- _Exercise_
Check every line below for the word "units" and copy each one that has it.

— Start of Dataset entries —

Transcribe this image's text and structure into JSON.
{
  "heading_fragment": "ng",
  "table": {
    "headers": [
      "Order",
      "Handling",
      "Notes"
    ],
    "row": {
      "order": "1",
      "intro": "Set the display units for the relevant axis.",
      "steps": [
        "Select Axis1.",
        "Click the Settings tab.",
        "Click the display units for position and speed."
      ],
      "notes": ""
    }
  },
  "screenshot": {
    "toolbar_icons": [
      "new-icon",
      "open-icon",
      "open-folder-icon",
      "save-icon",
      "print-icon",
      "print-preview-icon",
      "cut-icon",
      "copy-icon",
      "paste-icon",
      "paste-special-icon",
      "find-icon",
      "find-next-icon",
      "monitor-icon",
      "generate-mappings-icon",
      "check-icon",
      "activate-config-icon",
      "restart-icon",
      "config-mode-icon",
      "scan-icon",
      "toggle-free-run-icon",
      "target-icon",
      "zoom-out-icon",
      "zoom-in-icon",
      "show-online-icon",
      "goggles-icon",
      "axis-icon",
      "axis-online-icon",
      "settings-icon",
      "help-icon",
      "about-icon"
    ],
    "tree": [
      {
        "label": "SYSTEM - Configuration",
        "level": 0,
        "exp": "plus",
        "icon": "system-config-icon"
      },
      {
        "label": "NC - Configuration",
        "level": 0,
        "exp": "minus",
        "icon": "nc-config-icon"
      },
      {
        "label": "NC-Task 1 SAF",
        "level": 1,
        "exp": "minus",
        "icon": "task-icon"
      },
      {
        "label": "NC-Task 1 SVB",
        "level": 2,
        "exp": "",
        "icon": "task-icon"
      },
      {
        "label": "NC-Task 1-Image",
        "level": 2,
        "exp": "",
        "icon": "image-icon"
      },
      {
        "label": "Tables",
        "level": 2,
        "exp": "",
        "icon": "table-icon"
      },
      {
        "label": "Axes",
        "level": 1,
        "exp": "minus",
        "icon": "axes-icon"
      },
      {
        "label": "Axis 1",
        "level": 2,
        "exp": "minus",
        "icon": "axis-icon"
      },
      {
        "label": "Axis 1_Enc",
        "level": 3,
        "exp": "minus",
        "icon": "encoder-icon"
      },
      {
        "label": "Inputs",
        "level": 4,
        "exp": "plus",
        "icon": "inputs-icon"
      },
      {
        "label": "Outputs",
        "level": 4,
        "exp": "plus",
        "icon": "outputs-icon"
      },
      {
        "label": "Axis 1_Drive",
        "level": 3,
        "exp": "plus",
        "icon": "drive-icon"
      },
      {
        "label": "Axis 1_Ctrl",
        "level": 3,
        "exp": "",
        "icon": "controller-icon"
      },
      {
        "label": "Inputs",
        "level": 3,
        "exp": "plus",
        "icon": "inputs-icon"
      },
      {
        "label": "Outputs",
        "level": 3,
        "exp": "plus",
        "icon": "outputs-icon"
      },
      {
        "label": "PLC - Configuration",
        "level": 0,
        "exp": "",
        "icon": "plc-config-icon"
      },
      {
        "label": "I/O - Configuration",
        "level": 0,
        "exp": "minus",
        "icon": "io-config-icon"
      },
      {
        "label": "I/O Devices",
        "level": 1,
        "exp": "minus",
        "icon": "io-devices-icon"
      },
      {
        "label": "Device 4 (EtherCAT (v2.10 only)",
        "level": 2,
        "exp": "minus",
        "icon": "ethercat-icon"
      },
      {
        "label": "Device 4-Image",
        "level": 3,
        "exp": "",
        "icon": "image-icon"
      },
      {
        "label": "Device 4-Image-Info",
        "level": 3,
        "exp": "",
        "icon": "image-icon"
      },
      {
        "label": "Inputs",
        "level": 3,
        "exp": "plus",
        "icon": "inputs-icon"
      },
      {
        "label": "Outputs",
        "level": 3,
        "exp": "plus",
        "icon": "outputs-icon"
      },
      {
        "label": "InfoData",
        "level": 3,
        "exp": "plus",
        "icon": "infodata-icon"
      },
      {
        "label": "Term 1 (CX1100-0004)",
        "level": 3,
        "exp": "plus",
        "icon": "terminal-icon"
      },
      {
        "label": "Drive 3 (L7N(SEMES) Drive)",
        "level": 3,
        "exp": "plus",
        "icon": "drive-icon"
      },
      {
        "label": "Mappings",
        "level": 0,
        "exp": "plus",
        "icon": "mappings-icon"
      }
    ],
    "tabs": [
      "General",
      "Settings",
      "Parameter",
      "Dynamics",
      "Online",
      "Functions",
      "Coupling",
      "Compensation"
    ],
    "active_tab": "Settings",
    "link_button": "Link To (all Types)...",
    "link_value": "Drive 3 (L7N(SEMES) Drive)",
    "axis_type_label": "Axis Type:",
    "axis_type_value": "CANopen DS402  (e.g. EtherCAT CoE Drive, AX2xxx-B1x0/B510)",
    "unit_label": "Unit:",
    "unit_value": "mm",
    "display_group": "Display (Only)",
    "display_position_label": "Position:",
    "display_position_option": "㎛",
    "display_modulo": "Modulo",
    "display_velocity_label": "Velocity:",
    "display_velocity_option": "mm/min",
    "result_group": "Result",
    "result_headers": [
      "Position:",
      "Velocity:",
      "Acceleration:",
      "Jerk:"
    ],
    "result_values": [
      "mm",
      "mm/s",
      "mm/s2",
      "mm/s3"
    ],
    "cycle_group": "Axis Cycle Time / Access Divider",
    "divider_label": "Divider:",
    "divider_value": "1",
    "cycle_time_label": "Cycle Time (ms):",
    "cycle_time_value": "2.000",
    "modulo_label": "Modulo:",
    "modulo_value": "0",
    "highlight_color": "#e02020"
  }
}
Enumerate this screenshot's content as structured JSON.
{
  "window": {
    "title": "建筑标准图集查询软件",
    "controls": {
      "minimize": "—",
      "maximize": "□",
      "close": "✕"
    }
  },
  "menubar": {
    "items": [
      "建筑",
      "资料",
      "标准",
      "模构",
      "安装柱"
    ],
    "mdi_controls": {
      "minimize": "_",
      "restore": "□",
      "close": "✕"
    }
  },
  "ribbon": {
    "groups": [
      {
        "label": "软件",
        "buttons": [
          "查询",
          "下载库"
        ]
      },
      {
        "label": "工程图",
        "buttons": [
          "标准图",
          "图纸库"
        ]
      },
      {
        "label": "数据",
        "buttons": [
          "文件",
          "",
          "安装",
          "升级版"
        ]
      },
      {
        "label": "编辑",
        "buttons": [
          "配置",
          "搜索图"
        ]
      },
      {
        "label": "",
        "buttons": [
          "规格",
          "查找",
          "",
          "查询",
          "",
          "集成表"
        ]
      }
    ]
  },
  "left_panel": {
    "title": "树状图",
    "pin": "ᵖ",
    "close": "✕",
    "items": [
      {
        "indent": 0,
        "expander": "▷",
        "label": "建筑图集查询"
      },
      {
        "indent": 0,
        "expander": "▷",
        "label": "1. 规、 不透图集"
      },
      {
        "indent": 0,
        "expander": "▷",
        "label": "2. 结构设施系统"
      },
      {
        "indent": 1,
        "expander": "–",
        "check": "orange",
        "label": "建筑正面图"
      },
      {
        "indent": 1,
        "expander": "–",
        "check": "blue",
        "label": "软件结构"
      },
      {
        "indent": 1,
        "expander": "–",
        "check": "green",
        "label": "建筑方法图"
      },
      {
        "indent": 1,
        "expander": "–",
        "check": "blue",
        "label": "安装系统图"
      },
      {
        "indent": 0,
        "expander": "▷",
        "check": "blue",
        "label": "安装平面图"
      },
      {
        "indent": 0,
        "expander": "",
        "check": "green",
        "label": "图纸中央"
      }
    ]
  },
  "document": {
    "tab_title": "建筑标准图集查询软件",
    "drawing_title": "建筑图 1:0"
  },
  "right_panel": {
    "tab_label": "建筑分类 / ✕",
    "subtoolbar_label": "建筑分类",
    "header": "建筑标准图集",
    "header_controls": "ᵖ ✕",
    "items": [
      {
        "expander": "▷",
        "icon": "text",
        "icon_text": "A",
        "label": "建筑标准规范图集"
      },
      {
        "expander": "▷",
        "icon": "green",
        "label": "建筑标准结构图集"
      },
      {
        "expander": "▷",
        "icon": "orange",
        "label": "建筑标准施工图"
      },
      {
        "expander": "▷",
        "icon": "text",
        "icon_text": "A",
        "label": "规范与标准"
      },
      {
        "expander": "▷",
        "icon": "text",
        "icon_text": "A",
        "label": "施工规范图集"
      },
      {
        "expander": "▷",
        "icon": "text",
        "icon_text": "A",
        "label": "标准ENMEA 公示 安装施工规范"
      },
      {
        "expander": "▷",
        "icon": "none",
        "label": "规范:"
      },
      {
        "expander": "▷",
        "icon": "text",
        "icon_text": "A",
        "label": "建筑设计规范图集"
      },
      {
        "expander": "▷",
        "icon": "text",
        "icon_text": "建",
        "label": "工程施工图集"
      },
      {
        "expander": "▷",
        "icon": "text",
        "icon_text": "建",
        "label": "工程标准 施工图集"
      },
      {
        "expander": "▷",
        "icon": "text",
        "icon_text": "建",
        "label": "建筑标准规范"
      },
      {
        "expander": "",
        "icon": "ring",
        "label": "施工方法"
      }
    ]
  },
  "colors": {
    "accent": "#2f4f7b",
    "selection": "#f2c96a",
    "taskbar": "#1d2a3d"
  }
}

— End of Dataset entries —

- _Output for this exercise_
      "intro": "Set the display units for the relevant axis.",
        "Click the display units for position and speed."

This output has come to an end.